## Set task
Copy every entry word for word. Skip the pictures.

===

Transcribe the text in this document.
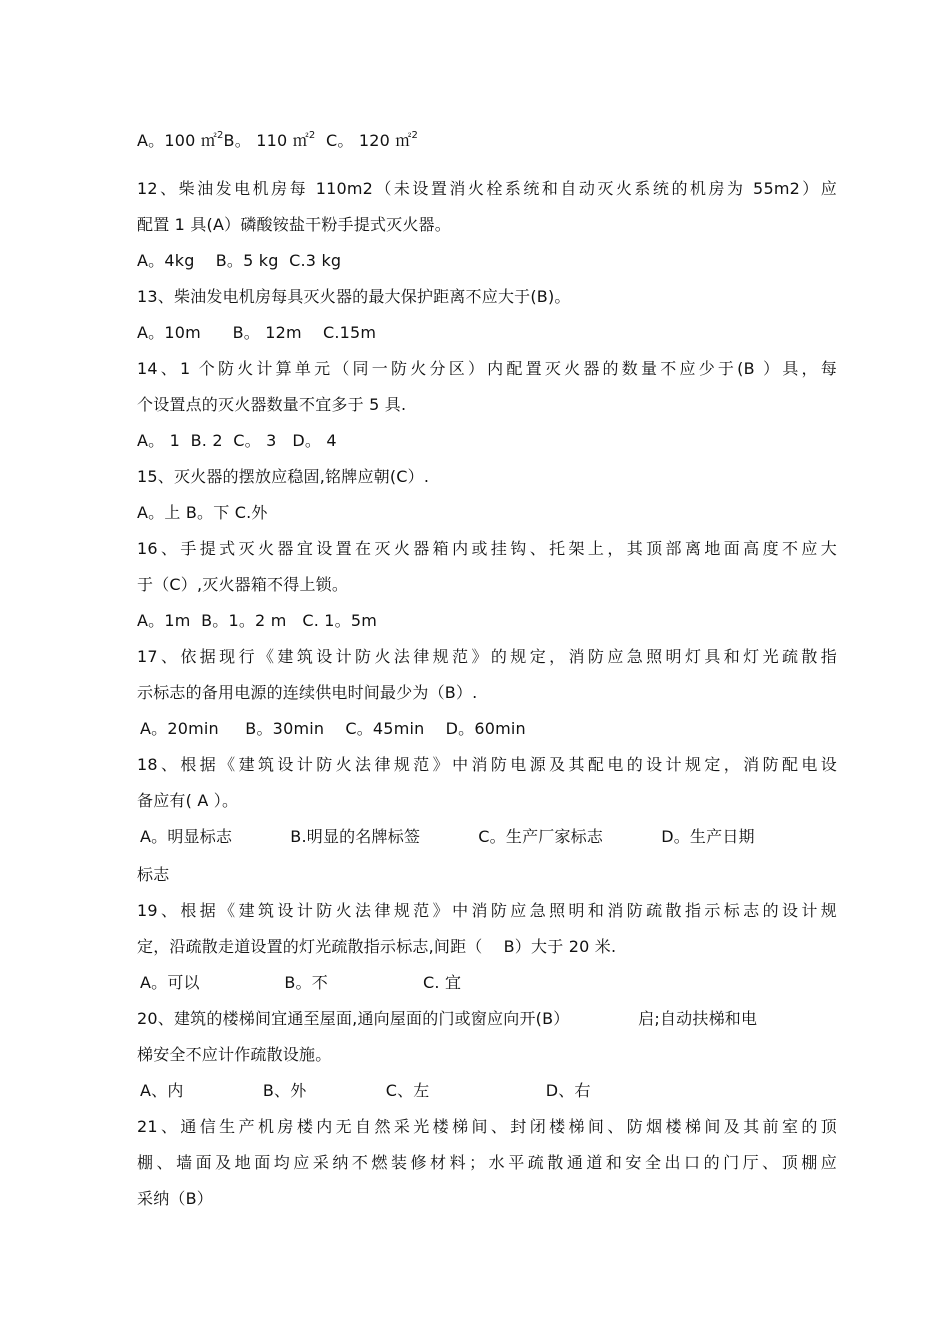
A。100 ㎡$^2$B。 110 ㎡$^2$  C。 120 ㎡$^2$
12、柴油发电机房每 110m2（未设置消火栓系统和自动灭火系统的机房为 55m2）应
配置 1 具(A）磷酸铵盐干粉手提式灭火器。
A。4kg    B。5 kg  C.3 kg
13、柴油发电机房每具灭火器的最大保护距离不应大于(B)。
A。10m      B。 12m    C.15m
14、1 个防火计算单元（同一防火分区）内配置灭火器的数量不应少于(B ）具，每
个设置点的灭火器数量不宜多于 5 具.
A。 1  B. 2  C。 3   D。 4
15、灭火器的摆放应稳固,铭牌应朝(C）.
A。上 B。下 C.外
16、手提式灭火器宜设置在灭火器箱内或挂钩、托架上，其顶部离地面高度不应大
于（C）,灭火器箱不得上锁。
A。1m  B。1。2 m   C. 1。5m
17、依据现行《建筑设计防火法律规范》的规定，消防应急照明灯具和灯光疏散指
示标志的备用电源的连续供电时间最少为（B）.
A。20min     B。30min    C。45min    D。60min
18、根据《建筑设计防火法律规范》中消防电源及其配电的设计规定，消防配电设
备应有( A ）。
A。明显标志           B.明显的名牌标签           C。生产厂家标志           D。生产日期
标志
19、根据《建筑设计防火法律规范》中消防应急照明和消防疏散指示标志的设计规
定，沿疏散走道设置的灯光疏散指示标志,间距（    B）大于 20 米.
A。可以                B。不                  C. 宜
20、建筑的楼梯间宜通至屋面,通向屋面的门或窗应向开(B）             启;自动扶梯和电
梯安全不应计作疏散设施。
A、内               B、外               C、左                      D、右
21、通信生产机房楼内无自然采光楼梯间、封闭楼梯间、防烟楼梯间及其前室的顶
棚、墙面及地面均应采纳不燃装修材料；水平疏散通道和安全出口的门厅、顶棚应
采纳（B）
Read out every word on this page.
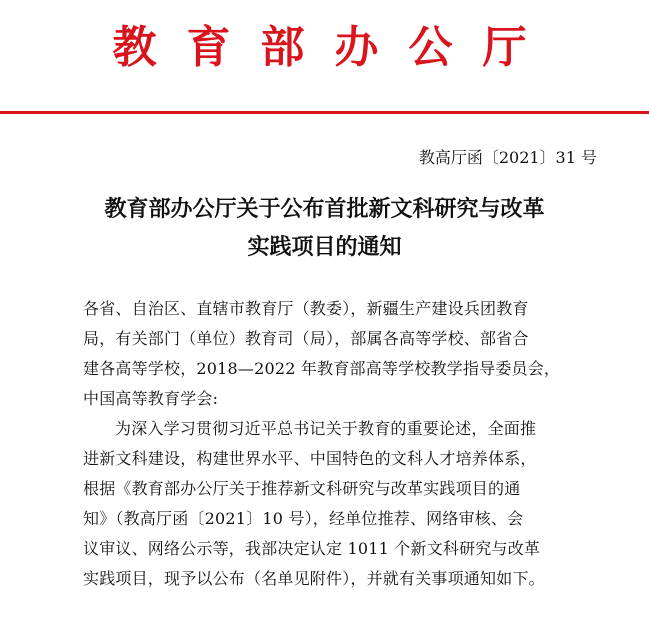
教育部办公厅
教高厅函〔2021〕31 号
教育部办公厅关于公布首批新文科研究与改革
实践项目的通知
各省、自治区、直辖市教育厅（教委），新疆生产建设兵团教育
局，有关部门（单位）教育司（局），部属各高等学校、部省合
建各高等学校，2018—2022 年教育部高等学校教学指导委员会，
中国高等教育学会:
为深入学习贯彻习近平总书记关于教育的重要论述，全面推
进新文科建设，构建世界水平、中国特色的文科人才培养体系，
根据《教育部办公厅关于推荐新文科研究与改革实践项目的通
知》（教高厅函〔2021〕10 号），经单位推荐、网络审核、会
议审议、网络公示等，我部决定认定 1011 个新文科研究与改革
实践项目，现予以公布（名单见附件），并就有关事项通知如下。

===

## Answer
Transcribe the text in this document.
A。100 ㎡$^2$B。 110 ㎡$^2$  C。 120 ㎡$^2$
12、柴油发电机房每 110m2（未设置消火栓系统和自动灭火系统的机房为 55m2）应
配置 1 具(A）磷酸铵盐干粉手提式灭火器。
A。4kg    B。5 kg  C.3 kg
13、柴油发电机房每具灭火器的最大保护距离不应大于(B)。
A。10m      B。 12m    C.15m
14、1 个防火计算单元（同一防火分区）内配置灭火器的数量不应少于(B ）具，每
个设置点的灭火器数量不宜多于 5 具.
A。 1  B. 2  C。 3   D。 4
15、灭火器的摆放应稳固,铭牌应朝(C）.
A。上 B。下 C.外
16、手提式灭火器宜设置在灭火器箱内或挂钩、托架上，其顶部离地面高度不应大
于（C）,灭火器箱不得上锁。
A。1m  B。1。2 m   C. 1。5m
17、依据现行《建筑设计防火法律规范》的规定，消防应急照明灯具和灯光疏散指
示标志的备用电源的连续供电时间最少为（B）.
A。20min     B。30min    C。45min    D。60min
18、根据《建筑设计防火法律规范》中消防电源及其配电的设计规定，消防配电设
备应有( A ）。
A。明显标志           B.明显的名牌标签           C。生产厂家标志           D。生产日期
标志
19、根据《建筑设计防火法律规范》中消防应急照明和消防疏散指示标志的设计规
定，沿疏散走道设置的灯光疏散指示标志,间距（    B）大于 20 米.
A。可以                B。不                  C. 宜
20、建筑的楼梯间宜通至屋面,通向屋面的门或窗应向开(B）             启;自动扶梯和电
梯安全不应计作疏散设施。
A、内               B、外               C、左                      D、右
21、通信生产机房楼内无自然采光楼梯间、封闭楼梯间、防烟楼梯间及其前室的顶
棚、墙面及地面均应采纳不燃装修材料；水平疏散通道和安全出口的门厅、顶棚应
采纳（B）
Read out every word on this page.
教育部办公厅
教高厅函〔2021〕31 号
教育部办公厅关于公布首批新文科研究与改革
实践项目的通知
各省、自治区、直辖市教育厅（教委），新疆生产建设兵团教育
局，有关部门（单位）教育司（局），部属各高等学校、部省合
建各高等学校，2018—2022 年教育部高等学校教学指导委员会，
中国高等教育学会:
为深入学习贯彻习近平总书记关于教育的重要论述，全面推
进新文科建设，构建世界水平、中国特色的文科人才培养体系，
根据《教育部办公厅关于推荐新文科研究与改革实践项目的通
知》（教高厅函〔2021〕10 号），经单位推荐、网络审核、会
议审议、网络公示等，我部决定认定 1011 个新文科研究与改革
实践项目，现予以公布（名单见附件），并就有关事项通知如下。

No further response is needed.